## start ENTRIES SUPPLIED
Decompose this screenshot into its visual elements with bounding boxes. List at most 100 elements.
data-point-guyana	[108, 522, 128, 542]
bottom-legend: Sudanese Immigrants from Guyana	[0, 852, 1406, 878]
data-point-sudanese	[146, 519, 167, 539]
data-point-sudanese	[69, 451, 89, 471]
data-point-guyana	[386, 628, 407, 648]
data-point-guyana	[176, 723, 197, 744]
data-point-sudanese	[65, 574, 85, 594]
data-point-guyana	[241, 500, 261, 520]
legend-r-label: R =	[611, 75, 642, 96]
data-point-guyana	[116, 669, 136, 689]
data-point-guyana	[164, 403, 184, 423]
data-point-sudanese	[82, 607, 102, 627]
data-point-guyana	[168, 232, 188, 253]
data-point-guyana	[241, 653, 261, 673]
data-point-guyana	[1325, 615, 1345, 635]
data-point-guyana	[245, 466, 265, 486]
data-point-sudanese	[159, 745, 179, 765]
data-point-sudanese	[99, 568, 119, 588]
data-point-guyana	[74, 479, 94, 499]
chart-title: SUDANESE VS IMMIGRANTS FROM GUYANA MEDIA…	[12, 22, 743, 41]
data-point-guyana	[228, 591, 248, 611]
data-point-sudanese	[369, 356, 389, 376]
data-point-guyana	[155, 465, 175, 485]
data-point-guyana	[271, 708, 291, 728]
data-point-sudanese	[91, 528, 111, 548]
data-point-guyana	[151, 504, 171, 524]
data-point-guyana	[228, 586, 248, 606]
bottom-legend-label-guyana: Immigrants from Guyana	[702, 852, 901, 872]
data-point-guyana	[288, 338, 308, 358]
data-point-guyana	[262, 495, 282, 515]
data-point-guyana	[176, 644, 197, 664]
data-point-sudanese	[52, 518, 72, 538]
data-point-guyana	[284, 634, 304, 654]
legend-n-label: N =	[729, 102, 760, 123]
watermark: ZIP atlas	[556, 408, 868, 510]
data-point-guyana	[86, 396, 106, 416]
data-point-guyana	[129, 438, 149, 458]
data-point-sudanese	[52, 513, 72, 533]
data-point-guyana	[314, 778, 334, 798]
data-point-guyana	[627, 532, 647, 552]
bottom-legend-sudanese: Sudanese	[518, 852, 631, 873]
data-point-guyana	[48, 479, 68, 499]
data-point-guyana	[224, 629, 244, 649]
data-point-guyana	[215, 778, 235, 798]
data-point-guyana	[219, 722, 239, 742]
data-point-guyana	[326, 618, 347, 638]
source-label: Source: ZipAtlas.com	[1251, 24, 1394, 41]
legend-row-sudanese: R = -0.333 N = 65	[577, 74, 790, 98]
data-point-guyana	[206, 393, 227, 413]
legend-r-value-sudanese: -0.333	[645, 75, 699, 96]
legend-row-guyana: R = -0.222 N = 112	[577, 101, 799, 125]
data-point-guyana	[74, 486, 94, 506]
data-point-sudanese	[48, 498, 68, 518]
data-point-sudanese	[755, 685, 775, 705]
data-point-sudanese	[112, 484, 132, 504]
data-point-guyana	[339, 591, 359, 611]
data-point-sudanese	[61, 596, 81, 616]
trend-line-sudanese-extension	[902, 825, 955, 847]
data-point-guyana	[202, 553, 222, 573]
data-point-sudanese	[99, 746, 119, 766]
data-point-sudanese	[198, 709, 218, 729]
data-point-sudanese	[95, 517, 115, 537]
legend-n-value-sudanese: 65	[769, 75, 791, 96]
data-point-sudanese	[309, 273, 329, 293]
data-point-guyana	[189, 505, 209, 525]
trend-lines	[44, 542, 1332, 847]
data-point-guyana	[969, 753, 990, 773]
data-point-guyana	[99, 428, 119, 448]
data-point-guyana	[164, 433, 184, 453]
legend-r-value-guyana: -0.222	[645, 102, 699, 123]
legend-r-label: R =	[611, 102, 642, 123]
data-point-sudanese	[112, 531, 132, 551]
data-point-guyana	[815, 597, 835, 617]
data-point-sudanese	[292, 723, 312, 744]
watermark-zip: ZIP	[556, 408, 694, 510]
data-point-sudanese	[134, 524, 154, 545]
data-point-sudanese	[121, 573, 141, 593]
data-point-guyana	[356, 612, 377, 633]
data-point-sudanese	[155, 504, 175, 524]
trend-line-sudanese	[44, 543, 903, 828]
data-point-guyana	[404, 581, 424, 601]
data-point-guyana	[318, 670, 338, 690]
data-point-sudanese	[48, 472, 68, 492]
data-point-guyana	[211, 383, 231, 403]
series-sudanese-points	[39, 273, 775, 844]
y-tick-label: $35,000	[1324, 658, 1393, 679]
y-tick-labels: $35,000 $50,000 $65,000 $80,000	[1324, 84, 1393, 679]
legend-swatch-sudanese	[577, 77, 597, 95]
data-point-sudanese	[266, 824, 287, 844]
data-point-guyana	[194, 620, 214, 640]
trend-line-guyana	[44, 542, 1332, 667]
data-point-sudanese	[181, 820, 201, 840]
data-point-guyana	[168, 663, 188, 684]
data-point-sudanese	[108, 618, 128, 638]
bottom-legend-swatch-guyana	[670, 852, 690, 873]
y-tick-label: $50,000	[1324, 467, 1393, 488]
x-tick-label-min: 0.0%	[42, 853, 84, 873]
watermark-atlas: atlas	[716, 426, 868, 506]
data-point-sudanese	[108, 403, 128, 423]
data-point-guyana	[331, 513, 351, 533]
## end ENTRIES SUPPLIED
DIRECTIVE. Copy the entries above character for character, from the first line through the line that contains "513, 72, 533]".

THE OUTPUT.
Decompose this screenshot into its visual elements with bounding boxes. List at most 100 elements.
data-point-guyana	[108, 522, 128, 542]
bottom-legend: Sudanese Immigrants from Guyana	[0, 852, 1406, 878]
data-point-sudanese	[146, 519, 167, 539]
data-point-sudanese	[69, 451, 89, 471]
data-point-guyana	[386, 628, 407, 648]
data-point-guyana	[176, 723, 197, 744]
data-point-sudanese	[65, 574, 85, 594]
data-point-guyana	[241, 500, 261, 520]
legend-r-label: R =	[611, 75, 642, 96]
data-point-guyana	[116, 669, 136, 689]
data-point-guyana	[164, 403, 184, 423]
data-point-sudanese	[82, 607, 102, 627]
data-point-guyana	[168, 232, 188, 253]
data-point-guyana	[241, 653, 261, 673]
data-point-guyana	[1325, 615, 1345, 635]
data-point-guyana	[245, 466, 265, 486]
data-point-sudanese	[159, 745, 179, 765]
data-point-sudanese	[99, 568, 119, 588]
data-point-guyana	[74, 479, 94, 499]
chart-title: SUDANESE VS IMMIGRANTS FROM GUYANA MEDIA…	[12, 22, 743, 41]
data-point-guyana	[228, 591, 248, 611]
data-point-sudanese	[369, 356, 389, 376]
data-point-guyana	[155, 465, 175, 485]
data-point-guyana	[271, 708, 291, 728]
data-point-sudanese	[91, 528, 111, 548]
data-point-guyana	[151, 504, 171, 524]
data-point-guyana	[228, 586, 248, 606]
bottom-legend-label-guyana: Immigrants from Guyana	[702, 852, 901, 872]
data-point-guyana	[288, 338, 308, 358]
data-point-guyana	[262, 495, 282, 515]
data-point-guyana	[176, 644, 197, 664]
data-point-sudanese	[52, 518, 72, 538]
data-point-guyana	[284, 634, 304, 654]
legend-n-label: N =	[729, 102, 760, 123]
watermark: ZIP atlas	[556, 408, 868, 510]
data-point-guyana	[86, 396, 106, 416]
data-point-guyana	[129, 438, 149, 458]
data-point-sudanese	[52, 513, 72, 533]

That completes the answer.